-- Begin --

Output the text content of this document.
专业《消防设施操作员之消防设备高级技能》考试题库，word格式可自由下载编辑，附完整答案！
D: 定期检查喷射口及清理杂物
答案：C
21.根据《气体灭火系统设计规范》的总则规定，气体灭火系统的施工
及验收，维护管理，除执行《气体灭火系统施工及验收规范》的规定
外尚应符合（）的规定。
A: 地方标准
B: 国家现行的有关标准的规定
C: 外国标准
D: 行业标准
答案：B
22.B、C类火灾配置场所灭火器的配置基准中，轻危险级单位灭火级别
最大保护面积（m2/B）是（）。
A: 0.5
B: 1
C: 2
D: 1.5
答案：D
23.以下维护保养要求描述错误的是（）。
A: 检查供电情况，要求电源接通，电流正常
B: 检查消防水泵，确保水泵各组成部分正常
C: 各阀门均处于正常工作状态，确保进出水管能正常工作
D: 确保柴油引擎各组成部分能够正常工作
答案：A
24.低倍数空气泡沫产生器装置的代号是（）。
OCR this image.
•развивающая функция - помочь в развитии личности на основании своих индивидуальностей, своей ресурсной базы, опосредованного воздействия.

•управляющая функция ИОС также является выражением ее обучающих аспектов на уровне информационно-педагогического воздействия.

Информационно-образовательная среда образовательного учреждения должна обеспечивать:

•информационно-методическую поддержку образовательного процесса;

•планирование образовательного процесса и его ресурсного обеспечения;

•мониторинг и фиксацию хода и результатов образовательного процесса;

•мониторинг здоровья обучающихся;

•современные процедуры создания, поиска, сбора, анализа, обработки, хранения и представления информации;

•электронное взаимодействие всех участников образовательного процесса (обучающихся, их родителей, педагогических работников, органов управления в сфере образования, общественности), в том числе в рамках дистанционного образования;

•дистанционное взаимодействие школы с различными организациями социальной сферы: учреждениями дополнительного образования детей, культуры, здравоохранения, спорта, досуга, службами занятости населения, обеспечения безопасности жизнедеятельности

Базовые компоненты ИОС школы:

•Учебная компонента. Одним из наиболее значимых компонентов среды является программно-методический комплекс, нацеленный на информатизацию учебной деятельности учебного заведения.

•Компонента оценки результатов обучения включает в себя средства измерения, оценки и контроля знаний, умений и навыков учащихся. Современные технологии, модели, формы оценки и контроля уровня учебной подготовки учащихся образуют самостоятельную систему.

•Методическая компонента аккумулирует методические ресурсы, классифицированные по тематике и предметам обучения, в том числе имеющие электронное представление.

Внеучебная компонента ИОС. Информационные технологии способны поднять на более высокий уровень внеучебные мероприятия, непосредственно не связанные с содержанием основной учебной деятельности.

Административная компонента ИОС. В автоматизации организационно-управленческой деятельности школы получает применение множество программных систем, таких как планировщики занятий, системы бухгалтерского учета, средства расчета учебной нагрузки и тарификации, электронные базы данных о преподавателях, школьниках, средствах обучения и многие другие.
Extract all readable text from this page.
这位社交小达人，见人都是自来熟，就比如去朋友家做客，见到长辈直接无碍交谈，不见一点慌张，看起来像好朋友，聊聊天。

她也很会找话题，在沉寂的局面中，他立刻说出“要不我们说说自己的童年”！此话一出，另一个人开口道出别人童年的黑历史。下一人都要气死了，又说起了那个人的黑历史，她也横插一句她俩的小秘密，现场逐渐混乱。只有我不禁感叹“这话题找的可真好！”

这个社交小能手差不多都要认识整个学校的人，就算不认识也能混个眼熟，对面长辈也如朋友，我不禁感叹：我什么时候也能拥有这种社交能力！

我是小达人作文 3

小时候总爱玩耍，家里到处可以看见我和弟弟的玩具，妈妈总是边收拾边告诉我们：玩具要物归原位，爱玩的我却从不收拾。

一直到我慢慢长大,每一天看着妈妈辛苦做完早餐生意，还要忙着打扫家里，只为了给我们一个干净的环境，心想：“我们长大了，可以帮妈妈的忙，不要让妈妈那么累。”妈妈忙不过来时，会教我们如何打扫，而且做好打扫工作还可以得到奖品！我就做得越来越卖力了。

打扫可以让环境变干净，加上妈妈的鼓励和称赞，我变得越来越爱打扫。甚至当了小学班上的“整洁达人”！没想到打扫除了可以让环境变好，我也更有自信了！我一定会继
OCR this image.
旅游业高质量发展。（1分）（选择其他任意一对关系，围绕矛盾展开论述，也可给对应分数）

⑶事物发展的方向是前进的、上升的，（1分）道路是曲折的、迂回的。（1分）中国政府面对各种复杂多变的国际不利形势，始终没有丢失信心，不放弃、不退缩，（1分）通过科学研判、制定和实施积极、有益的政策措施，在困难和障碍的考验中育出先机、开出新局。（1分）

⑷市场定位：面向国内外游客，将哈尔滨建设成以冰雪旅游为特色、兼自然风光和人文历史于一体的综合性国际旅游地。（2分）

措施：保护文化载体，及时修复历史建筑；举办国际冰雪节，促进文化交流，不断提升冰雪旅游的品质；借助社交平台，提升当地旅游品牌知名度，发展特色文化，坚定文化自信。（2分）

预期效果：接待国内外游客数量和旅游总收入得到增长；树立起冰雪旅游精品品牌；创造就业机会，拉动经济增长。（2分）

-- End --

Report how many lines of the listing hold the word "this", with nothing but the number.

_Task response_: 4